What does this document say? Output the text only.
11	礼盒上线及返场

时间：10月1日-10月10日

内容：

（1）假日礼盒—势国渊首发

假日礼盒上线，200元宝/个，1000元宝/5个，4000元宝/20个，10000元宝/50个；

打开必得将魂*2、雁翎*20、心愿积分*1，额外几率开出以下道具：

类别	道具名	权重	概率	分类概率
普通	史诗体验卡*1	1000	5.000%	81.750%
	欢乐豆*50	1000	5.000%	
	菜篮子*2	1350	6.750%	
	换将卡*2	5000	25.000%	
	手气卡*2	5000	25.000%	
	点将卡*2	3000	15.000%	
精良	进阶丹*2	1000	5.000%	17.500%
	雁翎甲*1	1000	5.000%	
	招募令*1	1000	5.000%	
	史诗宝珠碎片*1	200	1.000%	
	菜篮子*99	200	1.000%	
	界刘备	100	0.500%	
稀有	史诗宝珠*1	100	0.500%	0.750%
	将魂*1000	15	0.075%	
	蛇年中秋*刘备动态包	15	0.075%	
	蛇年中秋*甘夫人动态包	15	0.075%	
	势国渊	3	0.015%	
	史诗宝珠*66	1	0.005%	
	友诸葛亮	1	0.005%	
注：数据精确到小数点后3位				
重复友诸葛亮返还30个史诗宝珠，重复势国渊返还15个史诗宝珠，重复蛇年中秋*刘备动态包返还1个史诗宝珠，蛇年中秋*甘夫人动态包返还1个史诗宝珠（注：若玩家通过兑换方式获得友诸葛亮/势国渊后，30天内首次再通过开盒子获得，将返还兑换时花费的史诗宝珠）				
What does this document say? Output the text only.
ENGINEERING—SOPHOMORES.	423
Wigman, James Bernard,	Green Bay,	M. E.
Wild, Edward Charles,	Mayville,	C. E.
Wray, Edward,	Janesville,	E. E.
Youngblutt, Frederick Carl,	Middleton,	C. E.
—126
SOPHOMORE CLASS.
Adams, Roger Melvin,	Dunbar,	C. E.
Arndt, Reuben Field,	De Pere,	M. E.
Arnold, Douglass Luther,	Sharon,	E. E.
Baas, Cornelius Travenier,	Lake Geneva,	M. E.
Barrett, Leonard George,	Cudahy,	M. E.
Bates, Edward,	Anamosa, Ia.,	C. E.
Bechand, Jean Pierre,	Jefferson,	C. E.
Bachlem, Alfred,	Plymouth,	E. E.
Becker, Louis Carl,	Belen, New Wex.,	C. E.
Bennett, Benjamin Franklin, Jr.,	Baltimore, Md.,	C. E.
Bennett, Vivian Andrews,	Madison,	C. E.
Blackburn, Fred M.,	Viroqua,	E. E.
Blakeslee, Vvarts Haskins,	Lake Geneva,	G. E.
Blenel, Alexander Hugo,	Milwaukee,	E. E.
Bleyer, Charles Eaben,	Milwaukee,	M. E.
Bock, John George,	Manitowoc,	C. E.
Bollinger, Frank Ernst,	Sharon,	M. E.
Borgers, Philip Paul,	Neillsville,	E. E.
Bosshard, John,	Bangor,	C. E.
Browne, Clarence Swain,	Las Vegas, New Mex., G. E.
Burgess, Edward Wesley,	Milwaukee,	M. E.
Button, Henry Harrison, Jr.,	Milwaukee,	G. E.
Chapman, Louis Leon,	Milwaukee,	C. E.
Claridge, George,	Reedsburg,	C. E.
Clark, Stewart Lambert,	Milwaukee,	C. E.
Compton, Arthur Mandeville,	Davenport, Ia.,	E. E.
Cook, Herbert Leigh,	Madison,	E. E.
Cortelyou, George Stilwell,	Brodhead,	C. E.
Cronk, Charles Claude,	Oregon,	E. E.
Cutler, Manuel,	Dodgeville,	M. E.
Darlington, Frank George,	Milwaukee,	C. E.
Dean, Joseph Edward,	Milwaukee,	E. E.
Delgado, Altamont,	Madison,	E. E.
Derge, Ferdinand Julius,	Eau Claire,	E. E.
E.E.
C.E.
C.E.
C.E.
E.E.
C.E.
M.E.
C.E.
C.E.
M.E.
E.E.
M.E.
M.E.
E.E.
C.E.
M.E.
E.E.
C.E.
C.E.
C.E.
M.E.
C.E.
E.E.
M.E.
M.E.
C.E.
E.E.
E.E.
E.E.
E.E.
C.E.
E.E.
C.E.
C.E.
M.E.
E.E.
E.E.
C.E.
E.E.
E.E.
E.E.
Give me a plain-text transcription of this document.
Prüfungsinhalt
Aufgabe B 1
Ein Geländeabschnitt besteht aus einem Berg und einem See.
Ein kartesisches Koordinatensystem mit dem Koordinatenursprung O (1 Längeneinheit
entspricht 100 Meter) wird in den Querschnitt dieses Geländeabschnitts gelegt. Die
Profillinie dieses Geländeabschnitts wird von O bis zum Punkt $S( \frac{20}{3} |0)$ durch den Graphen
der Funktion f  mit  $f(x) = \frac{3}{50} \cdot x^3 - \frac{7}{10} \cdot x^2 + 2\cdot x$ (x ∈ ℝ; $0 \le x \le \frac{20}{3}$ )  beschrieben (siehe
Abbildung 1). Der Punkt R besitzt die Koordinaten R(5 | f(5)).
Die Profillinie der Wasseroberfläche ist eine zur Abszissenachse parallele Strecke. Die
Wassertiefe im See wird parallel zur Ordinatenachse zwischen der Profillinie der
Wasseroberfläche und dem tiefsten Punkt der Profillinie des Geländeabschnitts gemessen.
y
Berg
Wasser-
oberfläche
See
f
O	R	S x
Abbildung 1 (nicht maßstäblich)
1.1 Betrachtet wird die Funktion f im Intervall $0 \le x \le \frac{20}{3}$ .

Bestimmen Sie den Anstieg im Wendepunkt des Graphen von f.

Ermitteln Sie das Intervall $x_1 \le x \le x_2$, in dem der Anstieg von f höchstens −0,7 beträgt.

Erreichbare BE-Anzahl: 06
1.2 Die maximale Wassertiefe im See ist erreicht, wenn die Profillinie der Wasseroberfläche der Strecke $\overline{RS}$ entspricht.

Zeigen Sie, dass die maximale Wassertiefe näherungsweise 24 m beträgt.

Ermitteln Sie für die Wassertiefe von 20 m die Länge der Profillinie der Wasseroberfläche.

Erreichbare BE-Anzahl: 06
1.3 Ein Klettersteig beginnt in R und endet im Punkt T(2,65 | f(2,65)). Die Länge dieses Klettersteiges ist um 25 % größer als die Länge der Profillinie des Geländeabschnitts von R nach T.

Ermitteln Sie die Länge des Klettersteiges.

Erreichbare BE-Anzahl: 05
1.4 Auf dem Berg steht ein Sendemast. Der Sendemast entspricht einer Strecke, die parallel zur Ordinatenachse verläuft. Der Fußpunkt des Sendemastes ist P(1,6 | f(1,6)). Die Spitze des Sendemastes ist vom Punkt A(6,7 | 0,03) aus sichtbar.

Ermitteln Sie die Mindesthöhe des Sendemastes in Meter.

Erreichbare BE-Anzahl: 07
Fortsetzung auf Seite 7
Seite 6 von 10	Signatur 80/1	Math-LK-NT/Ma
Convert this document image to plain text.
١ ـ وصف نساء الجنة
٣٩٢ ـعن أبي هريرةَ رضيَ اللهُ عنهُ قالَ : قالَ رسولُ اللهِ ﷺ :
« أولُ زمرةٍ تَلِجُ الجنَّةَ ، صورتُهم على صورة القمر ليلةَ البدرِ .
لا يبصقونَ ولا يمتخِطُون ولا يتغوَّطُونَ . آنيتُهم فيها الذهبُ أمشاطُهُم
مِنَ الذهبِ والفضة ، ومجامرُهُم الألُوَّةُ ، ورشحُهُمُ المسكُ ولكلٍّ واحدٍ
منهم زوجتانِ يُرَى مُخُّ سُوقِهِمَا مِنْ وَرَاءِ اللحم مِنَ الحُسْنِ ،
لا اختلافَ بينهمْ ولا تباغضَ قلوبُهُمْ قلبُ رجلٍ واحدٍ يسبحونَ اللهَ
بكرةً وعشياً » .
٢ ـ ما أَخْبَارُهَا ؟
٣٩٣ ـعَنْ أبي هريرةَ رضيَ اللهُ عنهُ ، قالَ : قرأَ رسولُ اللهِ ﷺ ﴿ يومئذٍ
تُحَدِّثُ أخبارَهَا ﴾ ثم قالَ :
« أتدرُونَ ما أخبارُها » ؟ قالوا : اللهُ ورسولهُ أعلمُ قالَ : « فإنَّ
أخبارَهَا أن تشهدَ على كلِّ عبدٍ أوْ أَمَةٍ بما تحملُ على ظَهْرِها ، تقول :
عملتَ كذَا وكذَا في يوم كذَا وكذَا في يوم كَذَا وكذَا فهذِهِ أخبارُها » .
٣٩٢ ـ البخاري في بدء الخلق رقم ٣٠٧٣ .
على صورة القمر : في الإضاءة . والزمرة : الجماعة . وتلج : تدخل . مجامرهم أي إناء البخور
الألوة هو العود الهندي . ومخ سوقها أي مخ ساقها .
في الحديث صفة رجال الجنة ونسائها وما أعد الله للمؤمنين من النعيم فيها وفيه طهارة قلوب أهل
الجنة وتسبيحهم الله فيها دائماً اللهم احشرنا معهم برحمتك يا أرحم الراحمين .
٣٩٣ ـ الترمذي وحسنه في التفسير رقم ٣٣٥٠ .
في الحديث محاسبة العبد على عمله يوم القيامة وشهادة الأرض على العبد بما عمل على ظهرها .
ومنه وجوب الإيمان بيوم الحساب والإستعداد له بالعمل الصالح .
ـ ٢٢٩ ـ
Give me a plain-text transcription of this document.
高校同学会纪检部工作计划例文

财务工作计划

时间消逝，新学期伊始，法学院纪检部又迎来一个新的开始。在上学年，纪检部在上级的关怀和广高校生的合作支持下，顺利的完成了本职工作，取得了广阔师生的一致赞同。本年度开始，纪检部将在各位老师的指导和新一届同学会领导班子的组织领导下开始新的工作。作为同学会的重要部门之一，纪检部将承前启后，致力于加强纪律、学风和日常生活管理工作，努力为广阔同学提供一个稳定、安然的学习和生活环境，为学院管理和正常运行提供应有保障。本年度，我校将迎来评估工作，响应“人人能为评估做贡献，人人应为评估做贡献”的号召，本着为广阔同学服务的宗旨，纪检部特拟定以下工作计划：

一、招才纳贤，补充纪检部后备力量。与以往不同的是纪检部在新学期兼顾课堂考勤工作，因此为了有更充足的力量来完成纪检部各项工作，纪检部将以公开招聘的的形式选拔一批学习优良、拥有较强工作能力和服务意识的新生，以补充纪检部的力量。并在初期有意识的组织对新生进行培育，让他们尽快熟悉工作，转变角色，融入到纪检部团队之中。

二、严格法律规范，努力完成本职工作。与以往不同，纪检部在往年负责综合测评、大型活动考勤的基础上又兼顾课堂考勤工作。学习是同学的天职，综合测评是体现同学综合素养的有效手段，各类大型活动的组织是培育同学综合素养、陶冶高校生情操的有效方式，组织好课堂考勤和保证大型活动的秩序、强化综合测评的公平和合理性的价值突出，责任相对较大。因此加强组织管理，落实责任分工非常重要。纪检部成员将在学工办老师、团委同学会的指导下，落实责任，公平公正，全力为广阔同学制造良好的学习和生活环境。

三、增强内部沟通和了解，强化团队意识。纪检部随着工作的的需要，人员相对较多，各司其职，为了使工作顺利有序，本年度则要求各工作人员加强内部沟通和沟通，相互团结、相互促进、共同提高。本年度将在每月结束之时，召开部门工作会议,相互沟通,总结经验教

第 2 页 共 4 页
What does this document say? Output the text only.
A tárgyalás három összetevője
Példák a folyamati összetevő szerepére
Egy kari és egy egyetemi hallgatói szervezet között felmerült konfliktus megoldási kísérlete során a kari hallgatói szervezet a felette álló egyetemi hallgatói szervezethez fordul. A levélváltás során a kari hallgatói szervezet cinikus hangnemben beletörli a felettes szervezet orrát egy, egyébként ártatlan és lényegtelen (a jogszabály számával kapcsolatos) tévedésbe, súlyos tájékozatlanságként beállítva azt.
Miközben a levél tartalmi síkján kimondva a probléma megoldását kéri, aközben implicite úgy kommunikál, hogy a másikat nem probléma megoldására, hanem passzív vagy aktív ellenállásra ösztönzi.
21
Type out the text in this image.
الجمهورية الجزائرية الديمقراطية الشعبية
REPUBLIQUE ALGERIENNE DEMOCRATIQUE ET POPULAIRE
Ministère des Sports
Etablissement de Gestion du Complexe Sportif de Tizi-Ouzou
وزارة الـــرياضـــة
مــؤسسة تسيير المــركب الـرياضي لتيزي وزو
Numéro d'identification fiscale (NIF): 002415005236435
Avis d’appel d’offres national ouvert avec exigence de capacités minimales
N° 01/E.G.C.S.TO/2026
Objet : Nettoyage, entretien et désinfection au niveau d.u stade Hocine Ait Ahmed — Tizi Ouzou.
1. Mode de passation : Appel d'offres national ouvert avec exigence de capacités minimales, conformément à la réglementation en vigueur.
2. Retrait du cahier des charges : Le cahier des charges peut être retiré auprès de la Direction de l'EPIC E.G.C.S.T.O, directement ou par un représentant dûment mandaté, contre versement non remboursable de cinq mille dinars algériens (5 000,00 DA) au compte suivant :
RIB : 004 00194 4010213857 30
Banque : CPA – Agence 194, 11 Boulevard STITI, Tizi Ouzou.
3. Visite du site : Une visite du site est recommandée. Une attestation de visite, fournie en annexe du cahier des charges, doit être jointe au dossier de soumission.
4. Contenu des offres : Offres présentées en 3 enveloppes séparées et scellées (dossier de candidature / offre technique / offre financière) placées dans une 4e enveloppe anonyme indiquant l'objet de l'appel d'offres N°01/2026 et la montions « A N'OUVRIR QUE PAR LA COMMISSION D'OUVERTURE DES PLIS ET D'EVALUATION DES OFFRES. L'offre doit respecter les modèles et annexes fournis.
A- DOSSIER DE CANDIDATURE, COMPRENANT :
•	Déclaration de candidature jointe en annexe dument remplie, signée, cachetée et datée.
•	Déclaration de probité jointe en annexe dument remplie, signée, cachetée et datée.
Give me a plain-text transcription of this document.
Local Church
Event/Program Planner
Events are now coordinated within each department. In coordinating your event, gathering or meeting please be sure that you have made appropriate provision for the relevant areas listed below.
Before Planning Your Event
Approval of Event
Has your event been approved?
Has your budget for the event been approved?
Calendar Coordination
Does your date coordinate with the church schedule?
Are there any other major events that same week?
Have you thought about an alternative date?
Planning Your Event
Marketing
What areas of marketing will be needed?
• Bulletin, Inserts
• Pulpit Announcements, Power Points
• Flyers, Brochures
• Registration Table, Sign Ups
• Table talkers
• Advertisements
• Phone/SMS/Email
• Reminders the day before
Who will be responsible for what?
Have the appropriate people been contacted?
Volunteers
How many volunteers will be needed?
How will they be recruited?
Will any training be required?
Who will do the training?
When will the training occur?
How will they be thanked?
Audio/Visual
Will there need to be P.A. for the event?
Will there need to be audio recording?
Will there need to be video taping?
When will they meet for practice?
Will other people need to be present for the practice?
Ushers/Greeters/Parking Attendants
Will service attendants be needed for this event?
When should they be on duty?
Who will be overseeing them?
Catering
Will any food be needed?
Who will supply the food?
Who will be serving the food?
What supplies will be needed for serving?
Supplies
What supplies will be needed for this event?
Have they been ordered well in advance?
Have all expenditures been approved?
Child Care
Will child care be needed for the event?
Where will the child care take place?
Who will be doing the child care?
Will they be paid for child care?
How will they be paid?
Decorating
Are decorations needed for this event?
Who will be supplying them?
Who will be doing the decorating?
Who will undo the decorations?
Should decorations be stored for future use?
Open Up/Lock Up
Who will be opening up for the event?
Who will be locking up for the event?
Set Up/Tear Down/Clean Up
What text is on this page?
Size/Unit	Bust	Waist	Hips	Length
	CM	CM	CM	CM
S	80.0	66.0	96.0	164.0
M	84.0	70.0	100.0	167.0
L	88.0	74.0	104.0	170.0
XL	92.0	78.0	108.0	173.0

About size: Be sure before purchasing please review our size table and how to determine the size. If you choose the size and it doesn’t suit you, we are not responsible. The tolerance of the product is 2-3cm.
____________________
TASK: Show, from the listing above, each line that contains the word "Anstieg".

TASK RESULT:
Bestimmen Sie den Anstieg im Wendepunkt des Graphen von f.
Ermitteln Sie das Intervall $x_1 \le x \le x_2$, in dem der Anstieg von f höchstens −0,7 beträgt.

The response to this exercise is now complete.